### TO BE DONE
Say how many lines in the records include the string "Access", adding no other words.

### Collected data

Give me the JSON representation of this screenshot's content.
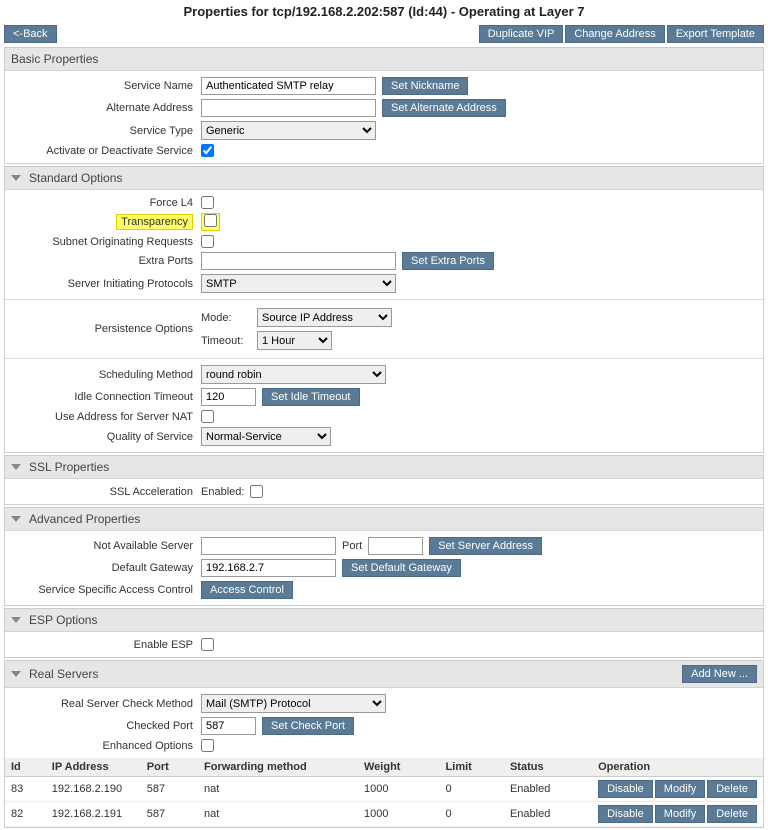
{
  "title": "Properties for tcp/192.168.2.202:587 (Id:44) - Operating at Layer 7",
  "top": {
    "back": "<-Back",
    "duplicate": "Duplicate VIP",
    "change_addr": "Change Address",
    "export": "Export Template"
  },
  "basic": {
    "heading": "Basic Properties",
    "service_name_label": "Service Name",
    "service_name_value": "Authenticated SMTP relay",
    "set_nickname": "Set Nickname",
    "alt_addr_label": "Alternate Address",
    "alt_addr_value": "",
    "set_alt_addr": "Set Alternate Address",
    "service_type_label": "Service Type",
    "service_type_value": "Generic",
    "activate_label": "Activate or Deactivate Service"
  },
  "standard": {
    "heading": "Standard Options",
    "force_l4_label": "Force L4",
    "transparency_label": "Transparency",
    "subnet_label": "Subnet Originating Requests",
    "extra_ports_label": "Extra Ports",
    "extra_ports_value": "",
    "set_extra_ports": "Set Extra Ports",
    "server_init_label": "Server Initiating Protocols",
    "server_init_value": "SMTP",
    "persistence_label": "Persistence Options",
    "mode_label": "Mode:",
    "mode_value": "Source IP Address",
    "timeout_label": "Timeout:",
    "timeout_value": "1 Hour",
    "scheduling_label": "Scheduling Method",
    "scheduling_value": "round robin",
    "idle_label": "Idle Connection Timeout",
    "idle_value": "120",
    "set_idle": "Set Idle Timeout",
    "nat_label": "Use Address for Server NAT",
    "qos_label": "Quality of Service",
    "qos_value": "Normal-Service"
  },
  "ssl": {
    "heading": "SSL Properties",
    "accel_label": "SSL Acceleration",
    "enabled_label": "Enabled:"
  },
  "advanced": {
    "heading": "Advanced Properties",
    "na_server_label": "Not Available Server",
    "na_server_value": "",
    "port_label": "Port",
    "port_value": "",
    "set_server_addr": "Set Server Address",
    "gateway_label": "Default Gateway",
    "gateway_value": "192.168.2.7",
    "set_gateway": "Set Default Gateway",
    "acl_label": "Service Specific Access Control",
    "acl_btn": "Access Control"
  },
  "esp": {
    "heading": "ESP Options",
    "enable_label": "Enable ESP"
  },
  "real": {
    "heading": "Real Servers",
    "add_new": "Add New ...",
    "check_method_label": "Real Server Check Method",
    "check_method_value": "Mail (SMTP) Protocol",
    "checked_port_label": "Checked Port",
    "checked_port_value": "587",
    "set_check_port": "Set Check Port",
    "enhanced_label": "Enhanced Options",
    "cols": {
      "id": "Id",
      "ip": "IP Address",
      "port": "Port",
      "fwd": "Forwarding method",
      "weight": "Weight",
      "limit": "Limit",
      "status": "Status",
      "op": "Operation"
    },
    "rows": [
      {
        "id": "83",
        "ip": "192.168.2.190",
        "port": "587",
        "fwd": "nat",
        "weight": "1000",
        "limit": "0",
        "status": "Enabled"
      },
      {
        "id": "82",
        "ip": "192.168.2.191",
        "port": "587",
        "fwd": "nat",
        "weight": "1000",
        "limit": "0",
        "status": "Enabled"
      }
    ],
    "ops": {
      "disable": "Disable",
      "modify": "Modify",
      "delete": "Delete"
    }
  }
}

### SOLUTION TO THE EXERCISE
2